» **Requirement**: Every line of the material below should be repeated exactly.

» **Data**:
+ + + +
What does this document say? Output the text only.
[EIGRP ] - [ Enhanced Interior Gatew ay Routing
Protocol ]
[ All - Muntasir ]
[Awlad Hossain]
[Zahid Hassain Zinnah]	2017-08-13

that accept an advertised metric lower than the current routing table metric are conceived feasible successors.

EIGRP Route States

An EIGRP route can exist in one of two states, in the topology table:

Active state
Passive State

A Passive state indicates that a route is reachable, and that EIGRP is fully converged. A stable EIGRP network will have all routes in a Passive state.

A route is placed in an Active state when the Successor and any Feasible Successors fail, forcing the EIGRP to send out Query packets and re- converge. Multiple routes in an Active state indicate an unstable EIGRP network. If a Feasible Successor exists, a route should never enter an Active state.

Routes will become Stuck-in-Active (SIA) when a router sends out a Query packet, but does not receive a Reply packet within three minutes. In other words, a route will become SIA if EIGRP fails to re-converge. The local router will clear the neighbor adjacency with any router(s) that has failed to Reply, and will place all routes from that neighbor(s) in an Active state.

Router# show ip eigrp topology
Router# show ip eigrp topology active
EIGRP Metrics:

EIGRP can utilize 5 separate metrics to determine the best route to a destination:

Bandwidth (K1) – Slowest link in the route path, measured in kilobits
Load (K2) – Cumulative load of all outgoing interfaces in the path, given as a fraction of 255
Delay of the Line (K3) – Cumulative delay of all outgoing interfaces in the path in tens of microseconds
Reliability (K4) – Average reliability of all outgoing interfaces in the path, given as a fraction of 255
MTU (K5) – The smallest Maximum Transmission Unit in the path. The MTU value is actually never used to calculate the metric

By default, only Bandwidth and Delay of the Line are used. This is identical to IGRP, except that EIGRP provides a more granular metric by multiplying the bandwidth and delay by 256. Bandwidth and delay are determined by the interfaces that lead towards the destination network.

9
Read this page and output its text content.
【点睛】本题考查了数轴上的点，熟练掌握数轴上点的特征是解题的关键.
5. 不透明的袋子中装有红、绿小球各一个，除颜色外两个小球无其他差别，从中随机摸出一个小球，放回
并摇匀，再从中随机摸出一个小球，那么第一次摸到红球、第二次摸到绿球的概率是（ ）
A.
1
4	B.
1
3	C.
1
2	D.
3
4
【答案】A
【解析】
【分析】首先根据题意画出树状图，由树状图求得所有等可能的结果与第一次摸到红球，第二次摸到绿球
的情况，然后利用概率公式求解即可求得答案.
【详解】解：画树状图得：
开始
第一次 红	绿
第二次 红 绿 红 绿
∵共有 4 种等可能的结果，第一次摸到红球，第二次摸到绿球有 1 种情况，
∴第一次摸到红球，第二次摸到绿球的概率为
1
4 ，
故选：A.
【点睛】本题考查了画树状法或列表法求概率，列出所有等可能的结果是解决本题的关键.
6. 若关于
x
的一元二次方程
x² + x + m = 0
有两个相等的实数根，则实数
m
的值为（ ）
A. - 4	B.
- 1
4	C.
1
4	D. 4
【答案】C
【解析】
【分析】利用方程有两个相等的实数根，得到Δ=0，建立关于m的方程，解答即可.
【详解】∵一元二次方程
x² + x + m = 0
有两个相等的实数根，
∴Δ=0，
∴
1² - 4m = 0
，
+ + + +
» **Complete response**:
What does this document say? Output the text only.
[EIGRP ] - [ Enhanced Interior Gatew ay Routing
Protocol ]
[ All - Muntasir ]
[Awlad Hossain]
[Zahid Hassain Zinnah]	2017-08-13

that accept an advertised metric lower than the current routing table metric are conceived feasible successors.

EIGRP Route States

An EIGRP route can exist in one of two states, in the topology table:

Active state
Passive State

A Passive state indicates that a route is reachable, and that EIGRP is fully converged. A stable EIGRP network will have all routes in a Passive state.

A route is placed in an Active state when the Successor and any Feasible Successors fail, forcing the EIGRP to send out Query packets and re- converge. Multiple routes in an Active state indicate an unstable EIGRP network. If a Feasible Successor exists, a route should never enter an Active state.

Routes will become Stuck-in-Active (SIA) when a router sends out a Query packet, but does not receive a Reply packet within three minutes. In other words, a route will become SIA if EIGRP fails to re-converge. The local router will clear the neighbor adjacency with any router(s) that has failed to Reply, and will place all routes from that neighbor(s) in an Active state.

Router# show ip eigrp topology
Router# show ip eigrp topology active
EIGRP Metrics:

EIGRP can utilize 5 separate metrics to determine the best route to a destination:

Bandwidth (K1) – Slowest link in the route path, measured in kilobits
Load (K2) – Cumulative load of all outgoing interfaces in the path, given as a fraction of 255
Delay of the Line (K3) – Cumulative delay of all outgoing interfaces in the path in tens of microseconds
Reliability (K4) – Average reliability of all outgoing interfaces in the path, given as a fraction of 255
MTU (K5) – The smallest Maximum Transmission Unit in the path. The MTU value is actually never used to calculate the metric

By default, only Bandwidth and Delay of the Line are used. This is identical to IGRP, except that EIGRP provides a more granular metric by multiplying the bandwidth and delay by 256. Bandwidth and delay are determined by the interfaces that lead towards the destination network.

9
Read this page and output its text content.
【点睛】本题考查了数轴上的点，熟练掌握数轴上点的特征是解题的关键.
5. 不透明的袋子中装有红、绿小球各一个，除颜色外两个小球无其他差别，从中随机摸出一个小球，放回
并摇匀，再从中随机摸出一个小球，那么第一次摸到红球、第二次摸到绿球的概率是（ ）
A.
1
4	B.
1
3	C.
1
2	D.
3
4
【答案】A
【解析】
【分析】首先根据题意画出树状图，由树状图求得所有等可能的结果与第一次摸到红球，第二次摸到绿球
的情况，然后利用概率公式求解即可求得答案.
【详解】解：画树状图得：
开始
第一次 红	绿
第二次 红 绿 红 绿
∵共有 4 种等可能的结果，第一次摸到红球，第二次摸到绿球有 1 种情况，
∴第一次摸到红球，第二次摸到绿球的概率为
1
4 ，
故选：A.
【点睛】本题考查了画树状法或列表法求概率，列出所有等可能的结果是解决本题的关键.
6. 若关于
x
的一元二次方程
x² + x + m = 0
有两个相等的实数根，则实数
m
的值为（ ）
A. - 4	B.
- 1
4	C.
1
4	D. 4
【答案】C
【解析】
【分析】利用方程有两个相等的实数根，得到Δ=0，建立关于m的方程，解答即可.
【详解】∵一元二次方程
x² + x + m = 0
有两个相等的实数根，
∴Δ=0，
∴
1² - 4m = 0
，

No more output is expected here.